§ Information given:
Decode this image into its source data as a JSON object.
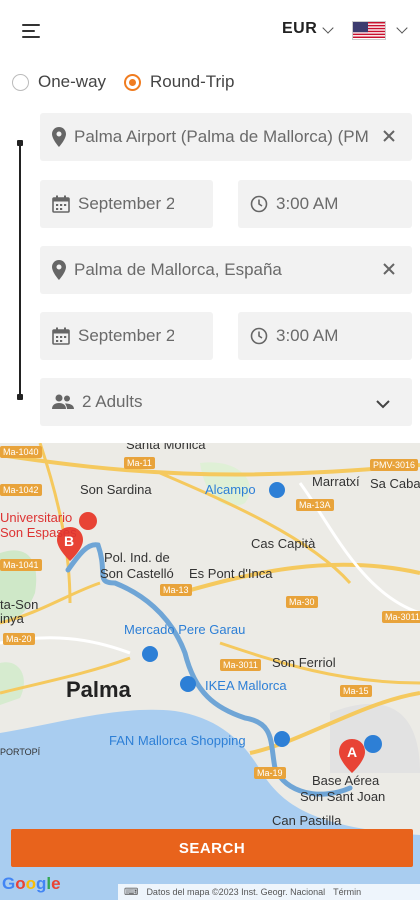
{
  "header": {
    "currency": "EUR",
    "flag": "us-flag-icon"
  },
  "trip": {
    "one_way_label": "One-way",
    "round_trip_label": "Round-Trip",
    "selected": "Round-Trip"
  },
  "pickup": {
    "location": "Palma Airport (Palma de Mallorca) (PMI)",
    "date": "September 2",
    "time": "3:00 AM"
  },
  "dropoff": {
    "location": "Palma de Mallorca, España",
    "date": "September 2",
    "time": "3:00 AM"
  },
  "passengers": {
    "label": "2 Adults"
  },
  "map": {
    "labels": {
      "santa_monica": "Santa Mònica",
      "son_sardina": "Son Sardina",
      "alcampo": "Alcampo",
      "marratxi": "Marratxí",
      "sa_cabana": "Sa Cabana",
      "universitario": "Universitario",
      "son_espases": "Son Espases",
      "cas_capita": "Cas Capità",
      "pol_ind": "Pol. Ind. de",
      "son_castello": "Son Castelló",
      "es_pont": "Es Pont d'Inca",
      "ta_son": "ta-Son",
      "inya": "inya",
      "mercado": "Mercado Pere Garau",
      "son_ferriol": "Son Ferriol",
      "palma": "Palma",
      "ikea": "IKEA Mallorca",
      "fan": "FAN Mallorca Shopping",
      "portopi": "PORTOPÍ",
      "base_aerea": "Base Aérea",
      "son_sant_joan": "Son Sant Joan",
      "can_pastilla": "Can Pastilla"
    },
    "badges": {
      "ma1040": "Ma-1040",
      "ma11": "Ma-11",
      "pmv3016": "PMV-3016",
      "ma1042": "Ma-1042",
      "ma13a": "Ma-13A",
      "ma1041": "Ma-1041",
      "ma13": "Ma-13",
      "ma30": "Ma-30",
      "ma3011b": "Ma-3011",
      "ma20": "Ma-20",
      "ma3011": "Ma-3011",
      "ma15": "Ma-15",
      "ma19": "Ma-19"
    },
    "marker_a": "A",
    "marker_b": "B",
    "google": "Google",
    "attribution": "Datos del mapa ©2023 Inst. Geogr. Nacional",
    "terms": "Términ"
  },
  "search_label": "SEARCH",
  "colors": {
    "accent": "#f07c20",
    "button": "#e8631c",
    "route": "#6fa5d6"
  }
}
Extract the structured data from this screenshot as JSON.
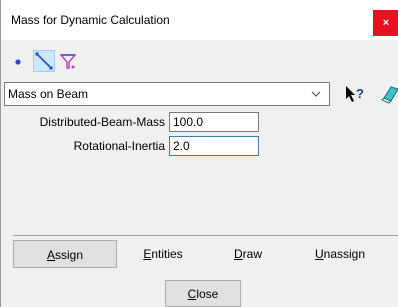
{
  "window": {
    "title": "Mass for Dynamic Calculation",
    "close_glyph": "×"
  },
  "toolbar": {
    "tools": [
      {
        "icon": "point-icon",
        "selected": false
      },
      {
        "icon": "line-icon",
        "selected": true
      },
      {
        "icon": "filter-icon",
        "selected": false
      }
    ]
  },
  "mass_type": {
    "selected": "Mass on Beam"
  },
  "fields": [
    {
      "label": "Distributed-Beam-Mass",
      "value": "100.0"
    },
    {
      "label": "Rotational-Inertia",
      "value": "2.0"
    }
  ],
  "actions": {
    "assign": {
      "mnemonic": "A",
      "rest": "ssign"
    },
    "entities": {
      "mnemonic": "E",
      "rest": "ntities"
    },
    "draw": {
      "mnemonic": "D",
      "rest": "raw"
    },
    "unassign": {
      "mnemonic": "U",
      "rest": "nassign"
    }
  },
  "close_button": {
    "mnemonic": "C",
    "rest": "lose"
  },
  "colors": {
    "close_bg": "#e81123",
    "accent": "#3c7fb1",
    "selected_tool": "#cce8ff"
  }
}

§ Requirement:
Tell how many lines in the material above include the word "Beam", giving the number only.

§ Task response:
2